> _WHAT IS REQUIRED_
Copy the data from the line containing "info-icon: i: [83, 153, 95, 165]" down to the line containing "image-icon[interactable]: [76, 422, 88, 434]", both included, reproducing each line verbatim.

━━━━━━

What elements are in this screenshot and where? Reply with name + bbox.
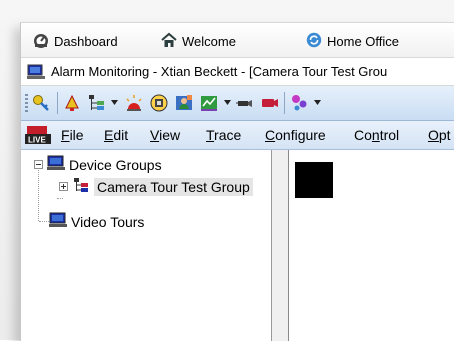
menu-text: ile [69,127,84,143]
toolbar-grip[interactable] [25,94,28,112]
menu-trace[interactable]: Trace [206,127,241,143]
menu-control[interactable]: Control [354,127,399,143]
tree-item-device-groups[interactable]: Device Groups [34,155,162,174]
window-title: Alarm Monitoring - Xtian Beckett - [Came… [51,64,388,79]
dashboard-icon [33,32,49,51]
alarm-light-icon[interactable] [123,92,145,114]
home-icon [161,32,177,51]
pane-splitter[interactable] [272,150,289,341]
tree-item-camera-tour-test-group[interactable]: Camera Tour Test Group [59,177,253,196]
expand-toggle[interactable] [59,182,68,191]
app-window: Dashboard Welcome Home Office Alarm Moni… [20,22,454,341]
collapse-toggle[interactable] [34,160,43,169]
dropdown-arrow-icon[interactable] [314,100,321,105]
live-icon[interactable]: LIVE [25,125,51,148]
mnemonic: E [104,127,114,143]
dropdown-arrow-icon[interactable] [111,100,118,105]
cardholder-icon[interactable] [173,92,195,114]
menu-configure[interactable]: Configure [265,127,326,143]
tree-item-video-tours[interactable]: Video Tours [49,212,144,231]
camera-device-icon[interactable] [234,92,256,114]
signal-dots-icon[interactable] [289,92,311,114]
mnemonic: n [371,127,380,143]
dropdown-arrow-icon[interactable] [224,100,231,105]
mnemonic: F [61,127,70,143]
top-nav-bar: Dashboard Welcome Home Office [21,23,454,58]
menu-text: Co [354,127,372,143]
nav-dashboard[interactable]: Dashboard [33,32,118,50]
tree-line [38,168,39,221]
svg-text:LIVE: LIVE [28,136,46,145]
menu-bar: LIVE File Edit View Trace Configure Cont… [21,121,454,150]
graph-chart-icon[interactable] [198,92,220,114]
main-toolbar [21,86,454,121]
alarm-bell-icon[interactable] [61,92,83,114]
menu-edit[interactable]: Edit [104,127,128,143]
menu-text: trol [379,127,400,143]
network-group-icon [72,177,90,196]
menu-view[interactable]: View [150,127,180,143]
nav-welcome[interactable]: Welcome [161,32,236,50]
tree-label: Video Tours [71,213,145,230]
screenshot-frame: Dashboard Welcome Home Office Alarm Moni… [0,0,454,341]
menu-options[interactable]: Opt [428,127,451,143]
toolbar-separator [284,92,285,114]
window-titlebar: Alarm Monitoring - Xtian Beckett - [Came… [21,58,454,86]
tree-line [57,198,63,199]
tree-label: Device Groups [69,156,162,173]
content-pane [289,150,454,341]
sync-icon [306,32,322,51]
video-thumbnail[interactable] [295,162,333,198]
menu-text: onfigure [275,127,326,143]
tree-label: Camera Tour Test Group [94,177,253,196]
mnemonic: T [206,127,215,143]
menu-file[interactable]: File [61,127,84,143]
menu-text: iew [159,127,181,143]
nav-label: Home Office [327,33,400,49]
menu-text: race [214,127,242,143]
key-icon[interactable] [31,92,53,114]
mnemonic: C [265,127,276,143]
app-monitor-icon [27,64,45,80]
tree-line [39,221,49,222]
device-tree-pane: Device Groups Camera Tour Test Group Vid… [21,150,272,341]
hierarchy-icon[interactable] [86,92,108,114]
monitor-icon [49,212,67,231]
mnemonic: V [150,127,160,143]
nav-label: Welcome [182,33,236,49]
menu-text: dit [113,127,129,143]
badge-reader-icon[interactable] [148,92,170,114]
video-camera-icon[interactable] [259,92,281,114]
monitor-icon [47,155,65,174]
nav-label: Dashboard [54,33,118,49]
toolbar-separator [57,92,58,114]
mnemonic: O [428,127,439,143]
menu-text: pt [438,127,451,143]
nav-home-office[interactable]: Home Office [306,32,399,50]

━━━━━━

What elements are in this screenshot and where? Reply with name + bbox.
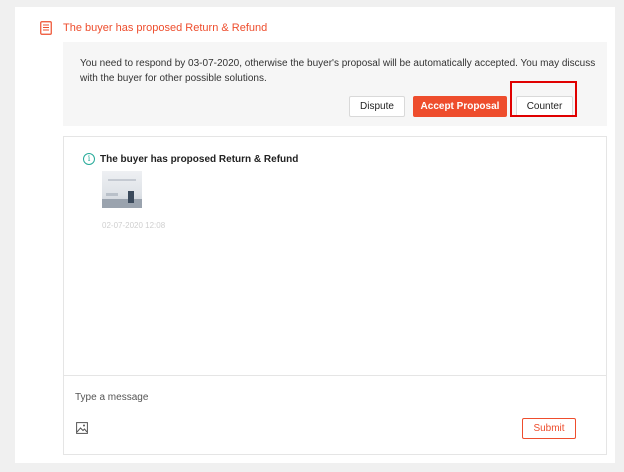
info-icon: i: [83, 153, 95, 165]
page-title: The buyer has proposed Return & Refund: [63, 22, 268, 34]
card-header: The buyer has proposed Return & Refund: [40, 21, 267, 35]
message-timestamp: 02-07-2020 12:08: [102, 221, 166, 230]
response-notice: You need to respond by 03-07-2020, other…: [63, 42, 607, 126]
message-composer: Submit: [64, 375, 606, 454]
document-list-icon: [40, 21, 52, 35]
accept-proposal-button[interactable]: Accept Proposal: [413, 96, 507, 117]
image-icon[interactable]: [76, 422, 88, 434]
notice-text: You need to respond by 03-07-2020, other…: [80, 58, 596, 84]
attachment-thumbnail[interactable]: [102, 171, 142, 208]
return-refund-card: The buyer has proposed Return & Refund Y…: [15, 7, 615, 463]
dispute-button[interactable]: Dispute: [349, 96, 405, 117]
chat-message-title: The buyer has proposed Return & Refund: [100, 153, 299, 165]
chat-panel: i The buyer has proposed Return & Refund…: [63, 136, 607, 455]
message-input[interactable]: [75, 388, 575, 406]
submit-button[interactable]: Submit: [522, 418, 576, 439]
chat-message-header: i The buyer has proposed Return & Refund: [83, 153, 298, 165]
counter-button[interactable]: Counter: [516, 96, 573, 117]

━━━━━━

> _SOLVED PROBLEM_
info-icon: i: [83, 153, 95, 165]
page-title: The buyer has proposed Return & Refund: [63, 22, 268, 34]
card-header: The buyer has proposed Return & Refund: [40, 21, 267, 35]
message-timestamp: 02-07-2020 12:08: [102, 221, 166, 230]
response-notice: You need to respond by 03-07-2020, other…: [63, 42, 607, 126]
message-composer: Submit: [64, 375, 606, 454]
document-list-icon: [40, 21, 52, 35]
accept-proposal-button[interactable]: Accept Proposal: [413, 96, 507, 117]
image-icon[interactable]: [76, 422, 88, 434]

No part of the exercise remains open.